=== INPUT ===
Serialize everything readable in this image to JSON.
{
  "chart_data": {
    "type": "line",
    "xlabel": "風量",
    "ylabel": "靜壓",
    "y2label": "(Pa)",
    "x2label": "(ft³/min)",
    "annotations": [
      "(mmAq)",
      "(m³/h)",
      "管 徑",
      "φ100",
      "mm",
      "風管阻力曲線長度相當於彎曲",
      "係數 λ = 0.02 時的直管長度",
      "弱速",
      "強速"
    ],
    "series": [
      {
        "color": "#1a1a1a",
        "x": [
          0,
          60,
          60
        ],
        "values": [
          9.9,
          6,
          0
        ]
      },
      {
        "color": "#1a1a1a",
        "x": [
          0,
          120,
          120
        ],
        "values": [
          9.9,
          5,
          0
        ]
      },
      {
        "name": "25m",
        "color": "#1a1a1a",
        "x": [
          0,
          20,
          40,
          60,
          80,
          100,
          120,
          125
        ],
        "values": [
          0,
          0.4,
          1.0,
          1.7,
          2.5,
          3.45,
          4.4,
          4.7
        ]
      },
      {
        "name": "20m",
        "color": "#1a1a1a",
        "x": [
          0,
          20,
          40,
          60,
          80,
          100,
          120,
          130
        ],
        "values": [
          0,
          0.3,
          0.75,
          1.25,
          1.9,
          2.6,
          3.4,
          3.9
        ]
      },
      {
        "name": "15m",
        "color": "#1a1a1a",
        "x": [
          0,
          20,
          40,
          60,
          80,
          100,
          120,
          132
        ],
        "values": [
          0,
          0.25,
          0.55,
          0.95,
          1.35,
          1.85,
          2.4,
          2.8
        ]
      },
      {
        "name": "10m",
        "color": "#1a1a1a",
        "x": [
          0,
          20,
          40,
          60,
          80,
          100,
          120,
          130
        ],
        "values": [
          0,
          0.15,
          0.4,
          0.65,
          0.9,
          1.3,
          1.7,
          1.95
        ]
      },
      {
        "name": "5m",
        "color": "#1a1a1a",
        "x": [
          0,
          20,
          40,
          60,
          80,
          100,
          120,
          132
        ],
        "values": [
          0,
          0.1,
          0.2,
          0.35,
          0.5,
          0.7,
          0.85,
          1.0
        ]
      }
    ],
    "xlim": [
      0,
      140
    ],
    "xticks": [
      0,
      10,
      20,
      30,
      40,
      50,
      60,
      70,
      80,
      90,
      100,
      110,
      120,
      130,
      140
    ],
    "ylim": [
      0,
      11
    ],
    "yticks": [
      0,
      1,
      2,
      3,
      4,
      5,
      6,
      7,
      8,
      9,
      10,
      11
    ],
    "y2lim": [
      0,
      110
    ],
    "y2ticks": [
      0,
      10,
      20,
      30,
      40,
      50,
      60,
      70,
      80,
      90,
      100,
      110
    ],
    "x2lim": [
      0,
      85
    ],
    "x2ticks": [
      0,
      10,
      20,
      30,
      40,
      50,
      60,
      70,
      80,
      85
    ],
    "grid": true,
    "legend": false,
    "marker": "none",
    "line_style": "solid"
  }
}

=== YOUR OBJECTIVE ===
Please repeat all the records above exactly as they appear.

=== EXERCISE OUTPUT ===
Serialize everything readable in this image to JSON.
{
  "chart_data": {
    "type": "line",
    "xlabel": "風量",
    "ylabel": "靜壓",
    "y2label": "(Pa)",
    "x2label": "(ft³/min)",
    "annotations": [
      "(mmAq)",
      "(m³/h)",
      "管 徑",
      "φ100",
      "mm",
      "風管阻力曲線長度相當於彎曲",
      "係數 λ = 0.02 時的直管長度",
      "弱速",
      "強速"
    ],
    "series": [
      {
        "color": "#1a1a1a",
        "x": [
          0,
          60,
          60
        ],
        "values": [
          9.9,
          6,
          0
        ]
      },
      {
        "color": "#1a1a1a",
        "x": [
          0,
          120,
          120
        ],
        "values": [
          9.9,
          5,
          0
        ]
      },
      {
        "name": "25m",
        "color": "#1a1a1a",
        "x": [
          0,
          20,
          40,
          60,
          80,
          100,
          120,
          125
        ],
        "values": [
          0,
          0.4,
          1.0,
          1.7,
          2.5,
          3.45,
          4.4,
          4.7
        ]
      },
      {
        "name": "20m",
        "color": "#1a1a1a",
        "x": [
          0,
          20,
          40,
          60,
          80,
          100,
          120,
          130
        ],
        "values": [
          0,
          0.3,
          0.75,
          1.25,
          1.9,
          2.6,
          3.4,
          3.9
        ]
      },
      {
        "name": "15m",
        "color": "#1a1a1a",
        "x": [
          0,
          20,
          40,
          60,
          80,
          100,
          120,
          132
        ],
        "values": [
          0,
          0.25,
          0.55,
          0.95,
          1.35,
          1.85,
          2.4,
          2.8
        ]
      },
      {
        "name": "10m",
        "color": "#1a1a1a",
        "x": [
          0,
          20,
          40,
          60,
          80,
          100,
          120,
          130
        ],
        "values": [
          0,
          0.15,
          0.4,
          0.65,
          0.9,
          1.3,
          1.7,
          1.95
        ]
      },
      {
        "name": "5m",
        "color": "#1a1a1a",
        "x": [
          0,
          20,
          40,
          60,
          80,
          100,
          120,
          132
        ],
        "values": [
          0,
          0.1,
          0.2,
          0.35,
          0.5,
          0.7,
          0.85,
          1.0
        ]
      }
    ],
    "xlim": [
      0,
      140
    ],
    "xticks": [
      0,
      10,
      20,
      30,
      40,
      50,
      60,
      70,
      80,
      90,
      100,
      110,
      120,
      130,
      140
    ],
    "ylim": [
      0,
      11
    ],
    "yticks": [
      0,
      1,
      2,
      3,
      4,
      5,
      6,
      7,
      8,
      9,
      10,
      11
    ],
    "y2lim": [
      0,
      110
    ],
    "y2ticks": [
      0,
      10,
      20,
      30,
      40,
      50,
      60,
      70,
      80,
      90,
      100,
      110
    ],
    "x2lim": [
      0,
      85
    ],
    "x2ticks": [
      0,
      10,
      20,
      30,
      40,
      50,
      60,
      70,
      80,
      85
    ],
    "grid": true,
    "legend": false,
    "marker": "none",
    "line_style": "solid"
  }
}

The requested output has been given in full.